> **Instruction**
Scan the following material for the string "title" and copy each line in which it appears.

> **Given data**
- - - - - - -
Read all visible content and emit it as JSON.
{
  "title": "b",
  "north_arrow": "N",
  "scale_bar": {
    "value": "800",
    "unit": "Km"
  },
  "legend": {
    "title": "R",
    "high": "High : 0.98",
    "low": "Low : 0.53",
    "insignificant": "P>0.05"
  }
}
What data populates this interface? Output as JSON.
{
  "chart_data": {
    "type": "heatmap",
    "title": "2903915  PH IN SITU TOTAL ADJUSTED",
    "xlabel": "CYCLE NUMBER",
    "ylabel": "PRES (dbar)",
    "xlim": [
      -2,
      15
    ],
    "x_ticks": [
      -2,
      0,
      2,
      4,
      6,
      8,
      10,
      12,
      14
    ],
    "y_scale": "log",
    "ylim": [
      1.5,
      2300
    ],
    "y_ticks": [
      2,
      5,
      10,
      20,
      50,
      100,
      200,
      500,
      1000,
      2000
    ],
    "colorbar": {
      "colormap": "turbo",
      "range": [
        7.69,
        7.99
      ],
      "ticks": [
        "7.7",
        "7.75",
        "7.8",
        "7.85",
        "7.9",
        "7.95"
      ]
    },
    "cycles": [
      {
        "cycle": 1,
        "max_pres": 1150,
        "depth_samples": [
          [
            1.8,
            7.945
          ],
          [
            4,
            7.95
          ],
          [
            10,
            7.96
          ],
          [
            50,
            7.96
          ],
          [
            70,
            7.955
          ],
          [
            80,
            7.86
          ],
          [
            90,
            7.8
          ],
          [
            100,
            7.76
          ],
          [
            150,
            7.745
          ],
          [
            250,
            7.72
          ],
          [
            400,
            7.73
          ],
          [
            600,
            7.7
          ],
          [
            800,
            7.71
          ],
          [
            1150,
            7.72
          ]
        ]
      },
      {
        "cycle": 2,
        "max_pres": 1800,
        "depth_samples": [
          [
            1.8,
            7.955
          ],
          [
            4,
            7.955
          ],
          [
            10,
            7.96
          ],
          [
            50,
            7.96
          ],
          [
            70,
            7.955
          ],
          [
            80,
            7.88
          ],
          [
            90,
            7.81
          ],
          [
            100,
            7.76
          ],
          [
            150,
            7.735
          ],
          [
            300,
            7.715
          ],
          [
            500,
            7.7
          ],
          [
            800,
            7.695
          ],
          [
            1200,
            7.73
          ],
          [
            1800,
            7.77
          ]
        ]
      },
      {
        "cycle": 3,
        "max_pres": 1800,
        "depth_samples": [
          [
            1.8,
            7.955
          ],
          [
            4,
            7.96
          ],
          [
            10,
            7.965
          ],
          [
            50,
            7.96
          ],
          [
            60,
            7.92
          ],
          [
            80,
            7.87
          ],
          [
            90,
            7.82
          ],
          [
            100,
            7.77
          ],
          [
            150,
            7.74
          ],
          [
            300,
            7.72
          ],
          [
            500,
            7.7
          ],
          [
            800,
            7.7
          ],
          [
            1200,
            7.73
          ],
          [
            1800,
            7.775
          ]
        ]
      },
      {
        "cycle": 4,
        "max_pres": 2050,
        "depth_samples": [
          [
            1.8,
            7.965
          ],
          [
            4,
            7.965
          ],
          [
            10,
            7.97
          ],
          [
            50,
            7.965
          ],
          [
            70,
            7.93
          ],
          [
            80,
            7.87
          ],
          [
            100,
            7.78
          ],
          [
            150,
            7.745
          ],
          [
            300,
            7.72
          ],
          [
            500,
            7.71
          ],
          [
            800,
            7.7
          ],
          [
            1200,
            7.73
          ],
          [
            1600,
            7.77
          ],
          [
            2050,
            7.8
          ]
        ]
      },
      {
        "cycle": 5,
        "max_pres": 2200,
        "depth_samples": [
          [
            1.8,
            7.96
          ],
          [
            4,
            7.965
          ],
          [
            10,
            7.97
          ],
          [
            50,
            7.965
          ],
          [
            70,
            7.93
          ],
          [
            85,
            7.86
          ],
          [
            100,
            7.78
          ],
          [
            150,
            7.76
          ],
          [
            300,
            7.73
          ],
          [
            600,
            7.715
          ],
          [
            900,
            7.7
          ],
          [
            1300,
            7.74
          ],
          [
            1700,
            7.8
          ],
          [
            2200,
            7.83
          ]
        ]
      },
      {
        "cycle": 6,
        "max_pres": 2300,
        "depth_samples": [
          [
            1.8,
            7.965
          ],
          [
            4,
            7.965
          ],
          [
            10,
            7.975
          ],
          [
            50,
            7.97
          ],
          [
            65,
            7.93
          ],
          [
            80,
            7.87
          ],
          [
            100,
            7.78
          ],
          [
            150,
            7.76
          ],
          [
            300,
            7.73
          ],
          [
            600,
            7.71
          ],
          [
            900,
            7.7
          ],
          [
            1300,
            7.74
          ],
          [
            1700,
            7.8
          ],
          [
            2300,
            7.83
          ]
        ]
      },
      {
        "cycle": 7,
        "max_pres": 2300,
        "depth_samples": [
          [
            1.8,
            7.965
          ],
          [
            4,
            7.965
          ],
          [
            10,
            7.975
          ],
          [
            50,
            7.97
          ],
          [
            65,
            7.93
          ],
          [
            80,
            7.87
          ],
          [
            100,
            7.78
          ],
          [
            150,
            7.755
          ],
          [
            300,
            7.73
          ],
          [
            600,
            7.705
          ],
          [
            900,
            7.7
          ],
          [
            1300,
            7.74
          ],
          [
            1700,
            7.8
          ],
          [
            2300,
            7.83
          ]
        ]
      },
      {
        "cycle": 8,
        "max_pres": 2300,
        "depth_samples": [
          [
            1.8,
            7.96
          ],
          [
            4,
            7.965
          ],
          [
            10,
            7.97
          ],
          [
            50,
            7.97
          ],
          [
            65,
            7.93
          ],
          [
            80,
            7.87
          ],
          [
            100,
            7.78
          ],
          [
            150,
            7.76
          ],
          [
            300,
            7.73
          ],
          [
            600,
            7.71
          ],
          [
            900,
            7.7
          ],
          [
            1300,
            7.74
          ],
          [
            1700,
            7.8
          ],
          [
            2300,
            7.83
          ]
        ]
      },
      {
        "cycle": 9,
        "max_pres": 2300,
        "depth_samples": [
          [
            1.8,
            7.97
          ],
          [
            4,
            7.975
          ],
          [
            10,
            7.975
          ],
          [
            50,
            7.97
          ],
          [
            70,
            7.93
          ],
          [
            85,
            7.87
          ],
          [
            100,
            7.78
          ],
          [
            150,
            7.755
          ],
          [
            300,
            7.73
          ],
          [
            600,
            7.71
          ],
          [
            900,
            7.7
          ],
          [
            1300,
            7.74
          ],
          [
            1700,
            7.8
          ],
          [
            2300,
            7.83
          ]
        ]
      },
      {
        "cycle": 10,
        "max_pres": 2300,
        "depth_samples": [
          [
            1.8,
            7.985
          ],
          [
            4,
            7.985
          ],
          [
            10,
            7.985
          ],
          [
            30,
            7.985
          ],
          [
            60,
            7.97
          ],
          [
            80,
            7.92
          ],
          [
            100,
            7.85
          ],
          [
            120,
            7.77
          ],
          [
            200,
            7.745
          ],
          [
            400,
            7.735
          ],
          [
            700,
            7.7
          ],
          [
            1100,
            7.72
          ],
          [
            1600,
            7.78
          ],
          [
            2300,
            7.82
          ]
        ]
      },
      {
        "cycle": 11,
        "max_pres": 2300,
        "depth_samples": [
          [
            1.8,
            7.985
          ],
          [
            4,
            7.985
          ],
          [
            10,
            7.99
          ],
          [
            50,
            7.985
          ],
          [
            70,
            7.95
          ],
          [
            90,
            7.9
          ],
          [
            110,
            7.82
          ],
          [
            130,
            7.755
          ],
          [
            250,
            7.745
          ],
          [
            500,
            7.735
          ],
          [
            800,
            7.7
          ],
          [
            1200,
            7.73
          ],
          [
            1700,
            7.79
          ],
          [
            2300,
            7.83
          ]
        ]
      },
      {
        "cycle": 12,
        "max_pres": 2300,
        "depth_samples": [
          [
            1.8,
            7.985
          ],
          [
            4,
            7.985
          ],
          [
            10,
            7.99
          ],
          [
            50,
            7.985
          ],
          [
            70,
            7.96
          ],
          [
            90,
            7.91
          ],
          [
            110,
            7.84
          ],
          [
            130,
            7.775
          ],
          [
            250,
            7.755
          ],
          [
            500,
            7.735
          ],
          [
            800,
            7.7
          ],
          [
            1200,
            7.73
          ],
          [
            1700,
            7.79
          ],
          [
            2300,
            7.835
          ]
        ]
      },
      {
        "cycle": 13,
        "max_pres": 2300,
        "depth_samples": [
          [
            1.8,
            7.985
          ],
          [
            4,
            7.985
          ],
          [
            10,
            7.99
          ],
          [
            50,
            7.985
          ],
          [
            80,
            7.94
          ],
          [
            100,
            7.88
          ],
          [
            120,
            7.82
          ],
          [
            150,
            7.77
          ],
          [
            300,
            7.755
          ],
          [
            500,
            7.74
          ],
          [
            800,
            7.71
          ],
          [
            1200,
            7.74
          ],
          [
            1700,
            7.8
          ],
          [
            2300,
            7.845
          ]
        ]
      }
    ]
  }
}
- - - - - - -
> **Result for this exercise**
  "title": "b",
    "title": "R",
    "title": "2903915  PH IN SITU TOTAL ADJUSTED",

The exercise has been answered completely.